- **Exercise prompt**
Copy out each of the following lines word for word, with no changes.

- **Source records**
+++++
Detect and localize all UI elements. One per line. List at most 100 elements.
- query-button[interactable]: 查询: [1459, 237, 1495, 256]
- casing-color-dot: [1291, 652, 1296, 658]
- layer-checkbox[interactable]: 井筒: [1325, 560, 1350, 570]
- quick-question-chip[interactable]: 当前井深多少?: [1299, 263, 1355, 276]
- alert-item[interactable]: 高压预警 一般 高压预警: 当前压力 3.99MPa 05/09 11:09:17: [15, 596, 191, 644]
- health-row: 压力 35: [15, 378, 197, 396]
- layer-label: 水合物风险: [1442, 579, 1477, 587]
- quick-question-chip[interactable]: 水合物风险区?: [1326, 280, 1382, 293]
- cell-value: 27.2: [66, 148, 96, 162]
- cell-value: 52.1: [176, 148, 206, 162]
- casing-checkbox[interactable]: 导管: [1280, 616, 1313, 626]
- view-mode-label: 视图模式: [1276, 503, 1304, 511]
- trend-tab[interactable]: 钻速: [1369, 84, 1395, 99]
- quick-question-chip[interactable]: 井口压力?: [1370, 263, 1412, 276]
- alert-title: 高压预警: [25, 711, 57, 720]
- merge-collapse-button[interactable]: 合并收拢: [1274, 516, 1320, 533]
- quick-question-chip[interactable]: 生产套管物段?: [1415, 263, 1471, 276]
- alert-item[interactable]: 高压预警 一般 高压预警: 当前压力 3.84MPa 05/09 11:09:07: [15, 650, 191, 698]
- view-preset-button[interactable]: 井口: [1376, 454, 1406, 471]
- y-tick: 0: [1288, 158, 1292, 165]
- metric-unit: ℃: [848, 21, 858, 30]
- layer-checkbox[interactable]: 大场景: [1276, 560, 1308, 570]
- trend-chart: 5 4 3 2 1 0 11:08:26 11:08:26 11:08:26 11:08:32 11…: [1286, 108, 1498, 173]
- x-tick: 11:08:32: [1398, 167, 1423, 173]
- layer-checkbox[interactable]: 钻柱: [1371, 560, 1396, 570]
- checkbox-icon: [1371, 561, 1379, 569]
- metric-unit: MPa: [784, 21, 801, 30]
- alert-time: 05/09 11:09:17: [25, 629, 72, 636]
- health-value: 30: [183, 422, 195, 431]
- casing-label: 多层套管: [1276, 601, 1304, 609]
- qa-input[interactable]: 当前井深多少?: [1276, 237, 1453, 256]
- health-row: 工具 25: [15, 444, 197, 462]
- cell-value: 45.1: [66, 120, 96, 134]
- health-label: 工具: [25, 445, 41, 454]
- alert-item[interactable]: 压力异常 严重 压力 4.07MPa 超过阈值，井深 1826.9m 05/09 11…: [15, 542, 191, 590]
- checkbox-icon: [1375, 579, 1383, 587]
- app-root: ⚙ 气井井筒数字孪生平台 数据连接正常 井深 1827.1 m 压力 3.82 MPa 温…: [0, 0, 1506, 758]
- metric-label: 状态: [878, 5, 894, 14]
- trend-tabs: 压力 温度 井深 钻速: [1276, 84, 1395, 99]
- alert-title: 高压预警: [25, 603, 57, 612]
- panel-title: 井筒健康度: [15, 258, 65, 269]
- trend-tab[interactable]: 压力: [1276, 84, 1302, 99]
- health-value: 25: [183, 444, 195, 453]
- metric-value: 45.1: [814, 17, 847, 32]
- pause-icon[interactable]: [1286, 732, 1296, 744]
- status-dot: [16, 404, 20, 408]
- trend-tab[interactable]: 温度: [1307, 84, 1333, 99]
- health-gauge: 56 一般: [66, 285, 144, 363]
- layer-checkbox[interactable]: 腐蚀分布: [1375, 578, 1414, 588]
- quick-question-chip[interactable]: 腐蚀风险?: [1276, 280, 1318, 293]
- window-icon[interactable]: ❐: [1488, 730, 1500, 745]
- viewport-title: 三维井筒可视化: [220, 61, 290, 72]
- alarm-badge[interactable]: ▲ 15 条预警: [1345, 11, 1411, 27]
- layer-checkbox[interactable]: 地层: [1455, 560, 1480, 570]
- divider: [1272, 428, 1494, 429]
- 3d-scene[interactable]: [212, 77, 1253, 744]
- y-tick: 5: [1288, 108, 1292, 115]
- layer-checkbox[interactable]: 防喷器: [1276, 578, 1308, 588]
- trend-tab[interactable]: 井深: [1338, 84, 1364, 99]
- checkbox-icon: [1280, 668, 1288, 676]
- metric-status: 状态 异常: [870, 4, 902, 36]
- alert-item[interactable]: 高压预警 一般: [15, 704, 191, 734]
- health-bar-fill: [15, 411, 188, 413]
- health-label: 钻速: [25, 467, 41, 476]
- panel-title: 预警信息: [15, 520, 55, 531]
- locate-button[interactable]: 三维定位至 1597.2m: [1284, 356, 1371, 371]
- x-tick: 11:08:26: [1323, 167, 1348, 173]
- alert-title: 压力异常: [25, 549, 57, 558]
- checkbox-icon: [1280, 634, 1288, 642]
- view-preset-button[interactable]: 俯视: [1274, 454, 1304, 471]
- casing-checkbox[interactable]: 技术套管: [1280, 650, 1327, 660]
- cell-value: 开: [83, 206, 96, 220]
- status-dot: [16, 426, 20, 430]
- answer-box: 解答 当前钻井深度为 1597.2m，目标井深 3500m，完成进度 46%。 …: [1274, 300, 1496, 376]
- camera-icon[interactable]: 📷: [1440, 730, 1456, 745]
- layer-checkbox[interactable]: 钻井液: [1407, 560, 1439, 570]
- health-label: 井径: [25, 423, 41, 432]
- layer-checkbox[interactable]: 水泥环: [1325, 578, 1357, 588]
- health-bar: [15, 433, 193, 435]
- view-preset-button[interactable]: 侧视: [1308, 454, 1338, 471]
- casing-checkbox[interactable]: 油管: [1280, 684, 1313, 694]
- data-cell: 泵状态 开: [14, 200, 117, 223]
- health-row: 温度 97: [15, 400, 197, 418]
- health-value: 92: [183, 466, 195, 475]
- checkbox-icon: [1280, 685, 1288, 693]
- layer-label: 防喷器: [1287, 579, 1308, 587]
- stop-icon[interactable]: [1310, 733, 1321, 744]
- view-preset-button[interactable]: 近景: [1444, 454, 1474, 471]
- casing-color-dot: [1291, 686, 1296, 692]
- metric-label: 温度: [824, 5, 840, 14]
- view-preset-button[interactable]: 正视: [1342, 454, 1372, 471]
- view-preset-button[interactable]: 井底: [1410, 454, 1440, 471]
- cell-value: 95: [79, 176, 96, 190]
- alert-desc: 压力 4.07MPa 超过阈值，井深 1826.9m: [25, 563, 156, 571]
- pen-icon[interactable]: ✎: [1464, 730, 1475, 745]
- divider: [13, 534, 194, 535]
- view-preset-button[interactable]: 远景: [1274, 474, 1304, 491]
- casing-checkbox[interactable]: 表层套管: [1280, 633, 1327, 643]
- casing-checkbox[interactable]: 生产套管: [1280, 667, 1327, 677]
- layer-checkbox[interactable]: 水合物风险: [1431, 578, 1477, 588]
+++++
- **Complete response**
Detect and localize all UI elements. One per line. List at most 100 elements.
- query-button[interactable]: 查询: [1459, 237, 1495, 256]
- casing-color-dot: [1291, 652, 1296, 658]
- layer-checkbox[interactable]: 井筒: [1325, 560, 1350, 570]
- quick-question-chip[interactable]: 当前井深多少?: [1299, 263, 1355, 276]
- alert-item[interactable]: 高压预警 一般 高压预警: 当前压力 3.99MPa 05/09 11:09:17: [15, 596, 191, 644]
- health-row: 压力 35: [15, 378, 197, 396]
- layer-label: 水合物风险: [1442, 579, 1477, 587]
- quick-question-chip[interactable]: 水合物风险区?: [1326, 280, 1382, 293]
- cell-value: 27.2: [66, 148, 96, 162]
- cell-value: 52.1: [176, 148, 206, 162]
- casing-checkbox[interactable]: 导管: [1280, 616, 1313, 626]
- view-mode-label: 视图模式: [1276, 503, 1304, 511]
- trend-tab[interactable]: 钻速: [1369, 84, 1395, 99]
- quick-question-chip[interactable]: 井口压力?: [1370, 263, 1412, 276]
- alert-title: 高压预警: [25, 711, 57, 720]
- merge-collapse-button[interactable]: 合并收拢: [1274, 516, 1320, 533]
- quick-question-chip[interactable]: 生产套管物段?: [1415, 263, 1471, 276]
- alert-item[interactable]: 高压预警 一般 高压预警: 当前压力 3.84MPa 05/09 11:09:07: [15, 650, 191, 698]
- view-preset-button[interactable]: 井口: [1376, 454, 1406, 471]
- y-tick: 0: [1288, 158, 1292, 165]
- metric-unit: ℃: [848, 21, 858, 30]
- layer-checkbox[interactable]: 大场景: [1276, 560, 1308, 570]
- trend-chart: 5 4 3 2 1 0 11:08:26 11:08:26 11:08:26 11:08:32 11…: [1286, 108, 1498, 173]
- x-tick: 11:08:32: [1398, 167, 1423, 173]
- layer-checkbox[interactable]: 钻柱: [1371, 560, 1396, 570]
- checkbox-icon: [1371, 561, 1379, 569]
- metric-unit: MPa: [784, 21, 801, 30]
- alert-time: 05/09 11:09:17: [25, 629, 72, 636]
- health-value: 30: [183, 422, 195, 431]
- casing-label: 多层套管: [1276, 601, 1304, 609]
- qa-input[interactable]: 当前井深多少?: [1276, 237, 1453, 256]
- health-row: 工具 25: [15, 444, 197, 462]
- cell-value: 45.1: [66, 120, 96, 134]
- health-label: 工具: [25, 445, 41, 454]
- alert-item[interactable]: 压力异常 严重 压力 4.07MPa 超过阈值，井深 1826.9m 05/09 11…: [15, 542, 191, 590]
- checkbox-icon: [1375, 579, 1383, 587]
- app-root: ⚙ 气井井筒数字孪生平台 数据连接正常 井深 1827.1 m 压力 3.82 MPa 温…: [0, 0, 1506, 758]
- metric-label: 状态: [878, 5, 894, 14]
- trend-tabs: 压力 温度 井深 钻速: [1276, 84, 1395, 99]
- alert-title: 高压预警: [25, 603, 57, 612]
- panel-title: 井筒健康度: [15, 258, 65, 269]
- trend-tab[interactable]: 压力: [1276, 84, 1302, 99]
- health-value: 25: [183, 444, 195, 453]
- metric-value: 45.1: [814, 17, 847, 32]
- pause-icon[interactable]: [1286, 732, 1296, 744]
- status-dot: [16, 404, 20, 408]
- trend-tab[interactable]: 温度: [1307, 84, 1333, 99]
- health-gauge: 56 一般: [66, 285, 144, 363]
- layer-checkbox[interactable]: 腐蚀分布: [1375, 578, 1414, 588]
- quick-question-chip[interactable]: 腐蚀风险?: [1276, 280, 1318, 293]
- window-icon[interactable]: ❐: [1488, 730, 1500, 745]
- viewport-title: 三维井筒可视化: [220, 61, 290, 72]
- alarm-badge[interactable]: ▲ 15 条预警: [1345, 11, 1411, 27]
- layer-checkbox[interactable]: 地层: [1455, 560, 1480, 570]
- divider: [1272, 428, 1494, 429]
- 3d-scene[interactable]: [212, 77, 1253, 744]
- y-tick: 5: [1288, 108, 1292, 115]
- layer-checkbox[interactable]: 防喷器: [1276, 578, 1308, 588]
- trend-tab[interactable]: 井深: [1338, 84, 1364, 99]
- checkbox-icon: [1280, 668, 1288, 676]
- metric-status: 状态 异常: [870, 4, 902, 36]
- alert-item[interactable]: 高压预警 一般: [15, 704, 191, 734]
- health-bar-fill: [15, 411, 188, 413]
- health-label: 钻速: [25, 467, 41, 476]
- panel-title: 预警信息: [15, 520, 55, 531]
- locate-button[interactable]: 三维定位至 1597.2m: [1284, 356, 1371, 371]
- x-tick: 11:08:26: [1323, 167, 1348, 173]
- alert-title: 压力异常: [25, 549, 57, 558]
- checkbox-icon: [1280, 634, 1288, 642]
- view-preset-button[interactable]: 俯视: [1274, 454, 1304, 471]
- casing-checkbox[interactable]: 技术套管: [1280, 650, 1327, 660]
- cell-value: 开: [83, 206, 96, 220]
- status-dot: [16, 426, 20, 430]
- answer-box: 解答 当前钻井深度为 1597.2m，目标井深 3500m，完成进度 46%。 …: [1274, 300, 1496, 376]
- camera-icon[interactable]: 📷: [1440, 730, 1456, 745]
- layer-checkbox[interactable]: 钻井液: [1407, 560, 1439, 570]
- health-label: 井径: [25, 423, 41, 432]
- layer-checkbox[interactable]: 水泥环: [1325, 578, 1357, 588]
- health-bar: [15, 433, 193, 435]
- view-preset-button[interactable]: 侧视: [1308, 454, 1338, 471]
- casing-checkbox[interactable]: 油管: [1280, 684, 1313, 694]
- data-cell: 泵状态 开: [14, 200, 117, 223]
- health-row: 温度 97: [15, 400, 197, 418]
- health-value: 92: [183, 466, 195, 475]
- checkbox-icon: [1280, 685, 1288, 693]
- layer-label: 防喷器: [1287, 579, 1308, 587]
- stop-icon[interactable]: [1310, 733, 1321, 744]
- view-preset-button[interactable]: 近景: [1444, 454, 1474, 471]
- casing-color-dot: [1291, 686, 1296, 692]
- metric-label: 温度: [824, 5, 840, 14]
- view-preset-button[interactable]: 正视: [1342, 454, 1372, 471]
- view-preset-button[interactable]: 井底: [1410, 454, 1440, 471]
- cell-value: 95: [79, 176, 96, 190]
- alert-desc: 压力 4.07MPa 超过阈值，井深 1826.9m: [25, 563, 156, 571]
- pen-icon[interactable]: ✎: [1464, 730, 1475, 745]
- divider: [13, 534, 194, 535]
- view-preset-button[interactable]: 远景: [1274, 474, 1304, 491]
- casing-checkbox[interactable]: 表层套管: [1280, 633, 1327, 643]
- casing-checkbox[interactable]: 生产套管: [1280, 667, 1327, 677]
- layer-checkbox[interactable]: 水合物风险: [1431, 578, 1477, 588]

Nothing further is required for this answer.